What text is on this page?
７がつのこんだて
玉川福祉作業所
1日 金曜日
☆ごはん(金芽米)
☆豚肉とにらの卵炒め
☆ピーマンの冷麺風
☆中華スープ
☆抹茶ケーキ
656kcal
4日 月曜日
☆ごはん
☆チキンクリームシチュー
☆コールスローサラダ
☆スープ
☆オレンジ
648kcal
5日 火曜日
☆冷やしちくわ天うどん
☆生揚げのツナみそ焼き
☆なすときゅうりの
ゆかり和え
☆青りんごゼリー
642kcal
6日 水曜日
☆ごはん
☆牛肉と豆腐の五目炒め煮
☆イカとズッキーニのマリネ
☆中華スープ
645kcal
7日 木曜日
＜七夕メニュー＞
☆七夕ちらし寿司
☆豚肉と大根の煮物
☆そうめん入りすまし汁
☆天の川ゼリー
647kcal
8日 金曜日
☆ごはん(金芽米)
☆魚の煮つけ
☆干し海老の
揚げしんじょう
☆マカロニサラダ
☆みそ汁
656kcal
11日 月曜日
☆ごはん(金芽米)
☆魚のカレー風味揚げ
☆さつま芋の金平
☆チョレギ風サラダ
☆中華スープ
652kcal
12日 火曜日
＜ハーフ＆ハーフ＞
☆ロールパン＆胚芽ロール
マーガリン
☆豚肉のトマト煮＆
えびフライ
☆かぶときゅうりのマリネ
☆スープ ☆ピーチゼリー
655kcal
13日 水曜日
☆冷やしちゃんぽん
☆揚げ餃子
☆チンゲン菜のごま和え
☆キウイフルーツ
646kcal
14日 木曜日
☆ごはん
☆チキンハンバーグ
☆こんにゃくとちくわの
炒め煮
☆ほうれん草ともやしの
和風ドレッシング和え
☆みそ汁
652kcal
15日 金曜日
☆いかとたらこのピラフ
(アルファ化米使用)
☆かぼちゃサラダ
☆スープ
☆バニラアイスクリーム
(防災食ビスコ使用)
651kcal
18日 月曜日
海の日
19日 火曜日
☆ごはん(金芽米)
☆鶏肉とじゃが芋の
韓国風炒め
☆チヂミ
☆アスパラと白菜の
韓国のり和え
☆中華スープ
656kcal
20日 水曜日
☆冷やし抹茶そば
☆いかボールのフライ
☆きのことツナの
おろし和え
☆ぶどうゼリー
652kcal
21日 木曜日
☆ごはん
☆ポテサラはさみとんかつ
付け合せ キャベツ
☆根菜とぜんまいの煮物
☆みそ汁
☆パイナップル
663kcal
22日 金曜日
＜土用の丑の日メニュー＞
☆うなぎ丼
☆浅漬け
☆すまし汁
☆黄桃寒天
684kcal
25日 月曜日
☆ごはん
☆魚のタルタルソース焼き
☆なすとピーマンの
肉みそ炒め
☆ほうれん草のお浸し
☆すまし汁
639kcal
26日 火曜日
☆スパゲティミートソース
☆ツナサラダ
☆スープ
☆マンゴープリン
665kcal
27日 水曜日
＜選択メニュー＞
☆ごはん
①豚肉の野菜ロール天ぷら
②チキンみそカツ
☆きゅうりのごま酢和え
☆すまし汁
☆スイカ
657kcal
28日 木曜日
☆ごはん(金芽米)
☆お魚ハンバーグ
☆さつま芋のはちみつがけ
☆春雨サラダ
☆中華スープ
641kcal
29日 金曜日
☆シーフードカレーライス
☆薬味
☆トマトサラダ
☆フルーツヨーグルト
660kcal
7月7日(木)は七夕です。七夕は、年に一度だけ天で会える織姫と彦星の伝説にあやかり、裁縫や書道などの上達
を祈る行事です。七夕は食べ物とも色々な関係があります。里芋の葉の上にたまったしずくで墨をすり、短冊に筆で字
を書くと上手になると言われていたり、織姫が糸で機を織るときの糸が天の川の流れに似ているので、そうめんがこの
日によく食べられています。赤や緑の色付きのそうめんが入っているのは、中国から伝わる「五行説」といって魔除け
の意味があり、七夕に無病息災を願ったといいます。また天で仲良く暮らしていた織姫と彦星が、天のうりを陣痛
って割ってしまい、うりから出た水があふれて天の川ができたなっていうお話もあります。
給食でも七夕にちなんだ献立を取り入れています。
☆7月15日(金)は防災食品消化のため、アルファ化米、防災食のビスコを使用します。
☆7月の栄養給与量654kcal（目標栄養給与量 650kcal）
--
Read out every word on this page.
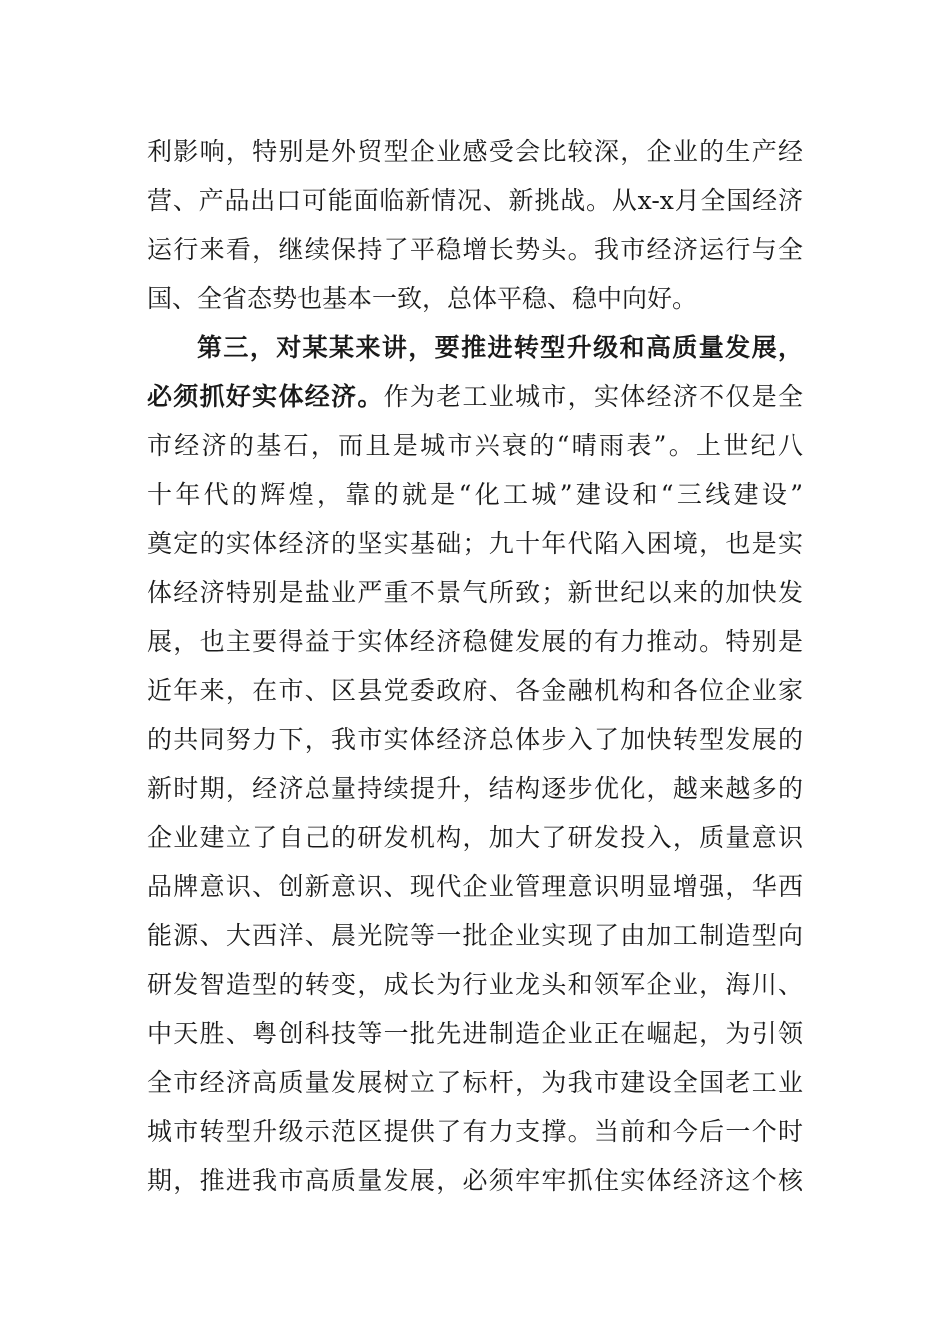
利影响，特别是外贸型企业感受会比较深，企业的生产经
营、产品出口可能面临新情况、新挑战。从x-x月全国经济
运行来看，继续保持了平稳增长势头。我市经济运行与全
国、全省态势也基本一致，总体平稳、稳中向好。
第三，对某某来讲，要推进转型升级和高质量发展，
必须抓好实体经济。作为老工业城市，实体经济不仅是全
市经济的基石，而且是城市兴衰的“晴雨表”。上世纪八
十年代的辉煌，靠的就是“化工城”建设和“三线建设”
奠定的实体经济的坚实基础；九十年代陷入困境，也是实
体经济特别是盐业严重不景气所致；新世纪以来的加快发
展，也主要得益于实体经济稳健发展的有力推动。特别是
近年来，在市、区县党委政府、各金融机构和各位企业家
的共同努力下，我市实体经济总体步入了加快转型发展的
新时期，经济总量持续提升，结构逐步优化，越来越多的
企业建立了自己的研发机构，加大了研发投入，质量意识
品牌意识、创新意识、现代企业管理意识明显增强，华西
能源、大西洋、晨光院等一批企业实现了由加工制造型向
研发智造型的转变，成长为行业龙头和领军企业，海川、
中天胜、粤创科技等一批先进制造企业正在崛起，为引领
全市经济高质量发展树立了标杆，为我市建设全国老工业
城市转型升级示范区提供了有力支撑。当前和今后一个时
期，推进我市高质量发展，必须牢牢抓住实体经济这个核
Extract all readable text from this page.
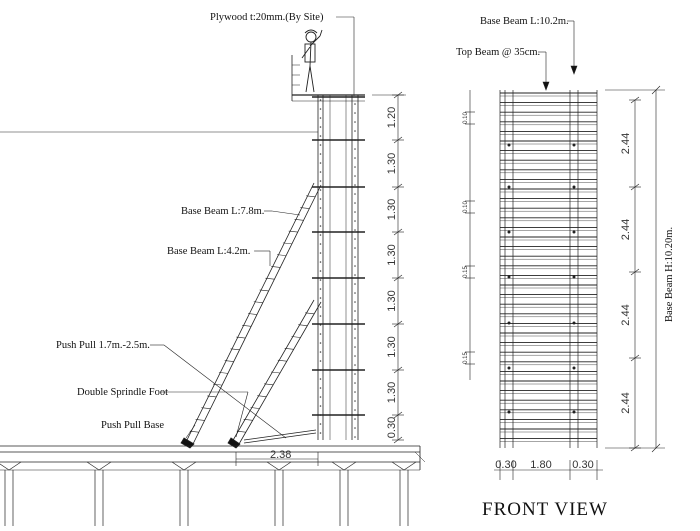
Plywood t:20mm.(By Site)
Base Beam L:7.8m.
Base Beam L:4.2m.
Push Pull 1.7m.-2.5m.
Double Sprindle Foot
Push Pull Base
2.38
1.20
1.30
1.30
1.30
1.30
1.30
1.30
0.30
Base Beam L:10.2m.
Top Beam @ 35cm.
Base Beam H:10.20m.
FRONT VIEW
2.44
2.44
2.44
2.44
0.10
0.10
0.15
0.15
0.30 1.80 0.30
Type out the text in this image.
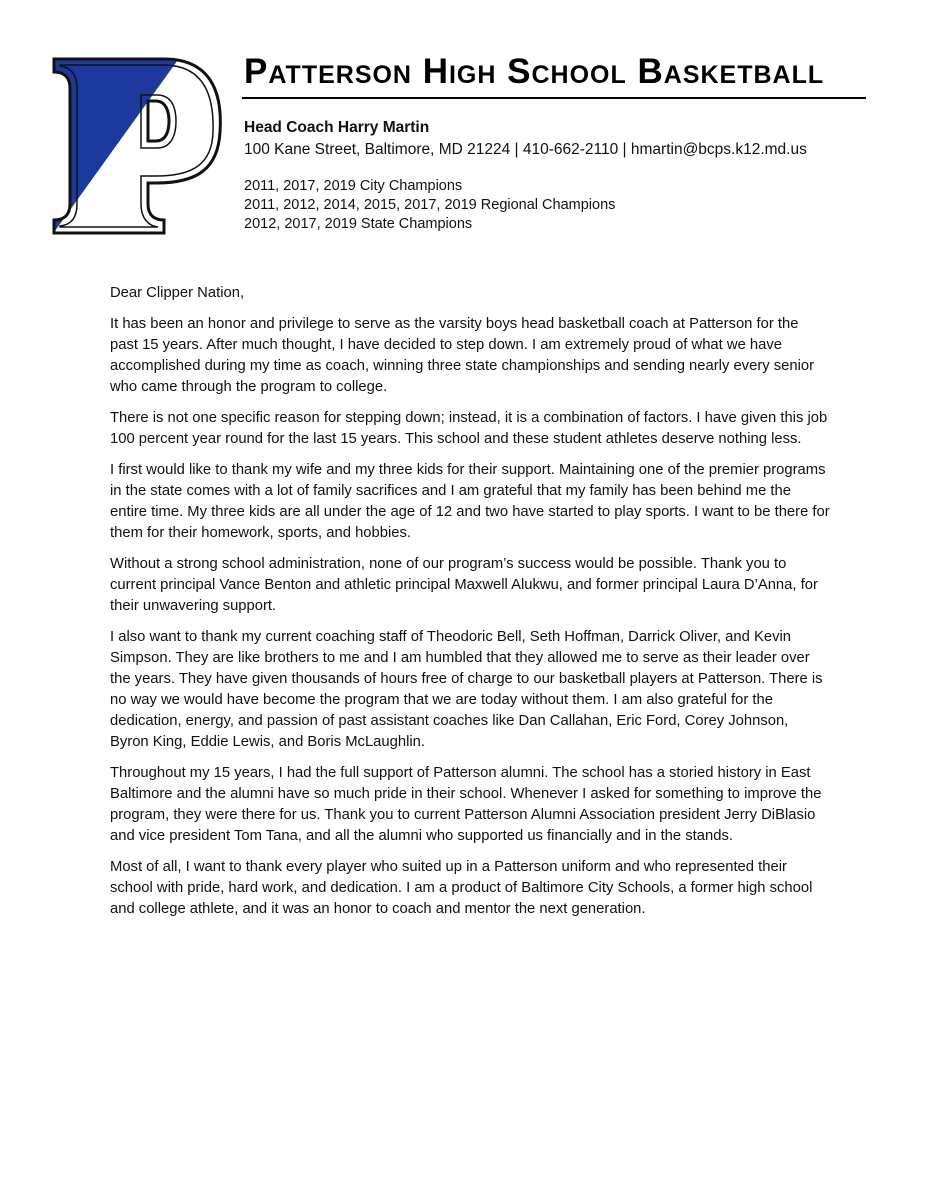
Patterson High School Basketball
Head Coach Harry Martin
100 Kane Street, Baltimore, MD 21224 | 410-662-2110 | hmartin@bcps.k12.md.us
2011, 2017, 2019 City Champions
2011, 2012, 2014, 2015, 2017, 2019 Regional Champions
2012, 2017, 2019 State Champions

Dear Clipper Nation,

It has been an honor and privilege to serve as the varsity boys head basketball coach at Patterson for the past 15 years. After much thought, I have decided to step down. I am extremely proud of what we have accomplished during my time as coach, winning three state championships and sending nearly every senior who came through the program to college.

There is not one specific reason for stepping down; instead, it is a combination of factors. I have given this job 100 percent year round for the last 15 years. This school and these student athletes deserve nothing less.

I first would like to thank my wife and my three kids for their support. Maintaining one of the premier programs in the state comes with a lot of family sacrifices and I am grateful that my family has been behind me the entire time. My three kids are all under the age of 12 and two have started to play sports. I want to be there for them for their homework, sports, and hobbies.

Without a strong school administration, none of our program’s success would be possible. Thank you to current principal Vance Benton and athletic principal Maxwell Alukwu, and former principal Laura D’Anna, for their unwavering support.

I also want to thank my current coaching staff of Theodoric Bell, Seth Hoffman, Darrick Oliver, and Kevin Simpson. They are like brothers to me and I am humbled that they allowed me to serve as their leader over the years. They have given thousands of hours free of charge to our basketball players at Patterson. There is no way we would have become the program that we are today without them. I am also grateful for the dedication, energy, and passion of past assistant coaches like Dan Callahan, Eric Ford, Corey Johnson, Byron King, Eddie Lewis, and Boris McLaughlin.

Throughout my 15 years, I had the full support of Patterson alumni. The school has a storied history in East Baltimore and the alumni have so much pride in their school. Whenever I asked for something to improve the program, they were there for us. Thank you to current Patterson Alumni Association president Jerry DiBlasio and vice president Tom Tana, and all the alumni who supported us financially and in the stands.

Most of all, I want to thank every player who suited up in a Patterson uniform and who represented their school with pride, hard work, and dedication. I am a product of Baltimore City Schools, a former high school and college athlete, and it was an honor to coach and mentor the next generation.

§ **PROBLEM TO SOLVE**: Gather all lines from the records above in which "pride" appears.

§ **CORRECT ANSWER**:
Throughout my 15 years, I had the full support of Patterson alumni. The school has a storied history in East Baltimore and the alumni have so much pride in their school. Whenever I asked for something to improve the program, they were there for us. Thank you to current Patterson Alumni Association president Jerry DiBlasio and vice president Tom Tana, and all the alumni who supported us financially and in the stands.
Most of all, I want to thank every player who suited up in a Patterson uniform and who represented their school with pride, hard work, and dedication. I am a product of Baltimore City Schools, a former high school and college athlete, and it was an honor to coach and mentor the next generation.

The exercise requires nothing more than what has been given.